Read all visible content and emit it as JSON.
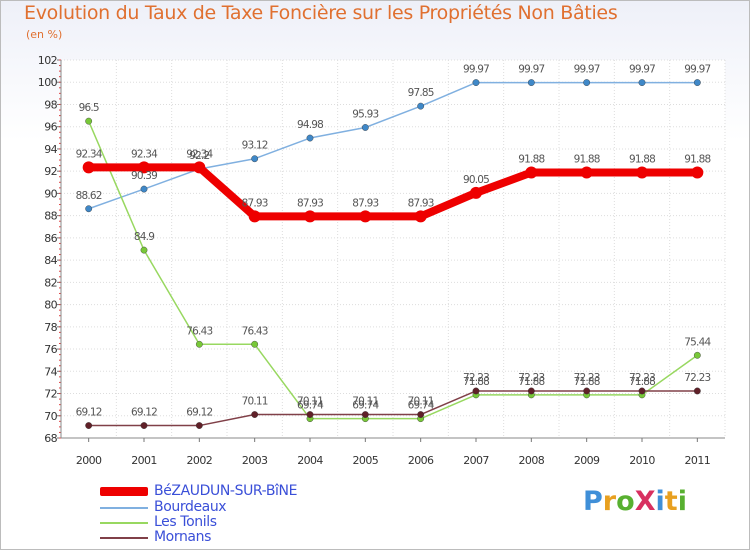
{
  "title": "Evolution du Taux de Taxe Foncière sur les Propriétés Non Bâties",
  "subtitle": "(en %)",
  "logo": {
    "text": "ProXiti",
    "colors": [
      "#3f8fd8",
      "#e8a020",
      "#58b030",
      "#d83060",
      "#3f8fd8",
      "#e8a020",
      "#58b030"
    ]
  },
  "chart_data": {
    "type": "line",
    "title": "Evolution du Taux de Taxe Foncière sur les Propriétés Non Bâties",
    "ylabel": "(en %)",
    "xlabel": "",
    "categories": [
      "2000",
      "2001",
      "2002",
      "2003",
      "2004",
      "2005",
      "2006",
      "2007",
      "2008",
      "2009",
      "2010",
      "2011"
    ],
    "ylim": [
      68,
      102
    ],
    "yticks": [
      68,
      70,
      72,
      74,
      76,
      78,
      80,
      82,
      84,
      86,
      88,
      90,
      92,
      94,
      96,
      98,
      100,
      102
    ],
    "grid": true,
    "series": [
      {
        "name": "BéZAUDUN-SUR-BîNE",
        "color": "#ee0000",
        "markerColor": "#ee0000",
        "strokeWidth": 8,
        "markerR": 6,
        "values": [
          92.34,
          92.34,
          92.34,
          87.93,
          87.93,
          87.93,
          87.93,
          90.05,
          91.88,
          91.88,
          91.88,
          91.88
        ],
        "labels": [
          "92.34",
          "92.34",
          "92.34",
          "87.93",
          "87.93",
          "87.93",
          "87.93",
          "90.05",
          "91.88",
          "91.88",
          "91.88",
          "91.88"
        ]
      },
      {
        "name": "Bourdeaux",
        "color": "#80b0e0",
        "markerColor": "#3f88c8",
        "strokeWidth": 1.5,
        "markerR": 3.2,
        "values": [
          88.62,
          90.39,
          92.2,
          93.12,
          94.98,
          95.93,
          97.85,
          99.97,
          99.97,
          99.97,
          99.97,
          99.97
        ],
        "labels": [
          "88.62",
          "90.39",
          "92.2",
          "93.12",
          "94.98",
          "95.93",
          "97.85",
          "99.97",
          "99.97",
          "99.97",
          "99.97",
          "99.97"
        ]
      },
      {
        "name": "Les Tonils",
        "color": "#98d860",
        "markerColor": "#78c838",
        "strokeWidth": 1.5,
        "markerR": 3.2,
        "values": [
          96.5,
          84.9,
          76.43,
          76.43,
          69.74,
          69.74,
          69.74,
          71.88,
          71.88,
          71.88,
          71.88,
          75.44
        ],
        "labels": [
          "96.5",
          "84.9",
          "76.43",
          "76.43",
          "69.74",
          "69.74",
          "69.74",
          "71.88",
          "71.88",
          "71.88",
          "71.88",
          "75.44"
        ]
      },
      {
        "name": "Mornans",
        "color": "#804048",
        "markerColor": "#602028",
        "strokeWidth": 1.5,
        "markerR": 3.2,
        "values": [
          69.12,
          69.12,
          69.12,
          70.11,
          70.11,
          70.11,
          70.11,
          72.23,
          72.23,
          72.23,
          72.23,
          72.23
        ],
        "labels": [
          "69.12",
          "69.12",
          "69.12",
          "70.11",
          "70.11",
          "70.11",
          "70.11",
          "72.23",
          "72.23",
          "72.23",
          "72.23",
          "72.23"
        ]
      }
    ],
    "legend": {
      "position": "bottom-left"
    }
  }
}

### SHORT EXERCISE:
Gather each line from the listing above that holds "Bâties".

### REPLY TO THE EXERCISE:
  "title": "Evolution du Taux de Taxe Foncière sur les Propriétés Non Bâties",
    "title": "Evolution du Taux de Taxe Foncière sur les Propriétés Non Bâties",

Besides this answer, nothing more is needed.